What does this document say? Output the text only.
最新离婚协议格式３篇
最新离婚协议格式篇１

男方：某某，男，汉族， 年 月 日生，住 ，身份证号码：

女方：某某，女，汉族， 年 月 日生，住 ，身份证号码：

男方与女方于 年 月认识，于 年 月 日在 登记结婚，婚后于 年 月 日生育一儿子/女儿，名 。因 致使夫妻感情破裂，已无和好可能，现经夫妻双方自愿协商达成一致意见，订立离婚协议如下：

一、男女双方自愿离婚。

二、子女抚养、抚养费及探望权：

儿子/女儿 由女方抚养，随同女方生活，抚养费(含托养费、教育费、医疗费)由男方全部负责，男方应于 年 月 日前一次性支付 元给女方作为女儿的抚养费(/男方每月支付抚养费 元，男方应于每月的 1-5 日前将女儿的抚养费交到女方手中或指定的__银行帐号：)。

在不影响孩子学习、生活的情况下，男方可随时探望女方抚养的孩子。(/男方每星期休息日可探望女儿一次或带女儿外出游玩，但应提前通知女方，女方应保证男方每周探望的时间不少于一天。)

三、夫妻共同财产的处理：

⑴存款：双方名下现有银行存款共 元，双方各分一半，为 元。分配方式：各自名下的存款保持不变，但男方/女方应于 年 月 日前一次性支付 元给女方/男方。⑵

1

= Do this =
From the first line to the last, please quote the material above exactly.

= Completed task =
What does this document say? Output the text only.
最新离婚协议格式３篇
最新离婚协议格式篇１

男方：某某，男，汉族， 年 月 日生，住 ，身份证号码：

女方：某某，女，汉族， 年 月 日生，住 ，身份证号码：

男方与女方于 年 月认识，于 年 月 日在 登记结婚，婚后于 年 月 日生育一儿子/女儿，名 。因 致使夫妻感情破裂，已无和好可能，现经夫妻双方自愿协商达成一致意见，订立离婚协议如下：

一、男女双方自愿离婚。

二、子女抚养、抚养费及探望权：

儿子/女儿 由女方抚养，随同女方生活，抚养费(含托养费、教育费、医疗费)由男方全部负责，男方应于 年 月 日前一次性支付 元给女方作为女儿的抚养费(/男方每月支付抚养费 元，男方应于每月的 1-5 日前将女儿的抚养费交到女方手中或指定的__银行帐号：)。

在不影响孩子学习、生活的情况下，男方可随时探望女方抚养的孩子。(/男方每星期休息日可探望女儿一次或带女儿外出游玩，但应提前通知女方，女方应保证男方每周探望的时间不少于一天。)

三、夫妻共同财产的处理：

⑴存款：双方名下现有银行存款共 元，双方各分一半，为 元。分配方式：各自名下的存款保持不变，但男方/女方应于 年 月 日前一次性支付 元给女方/男方。⑵

1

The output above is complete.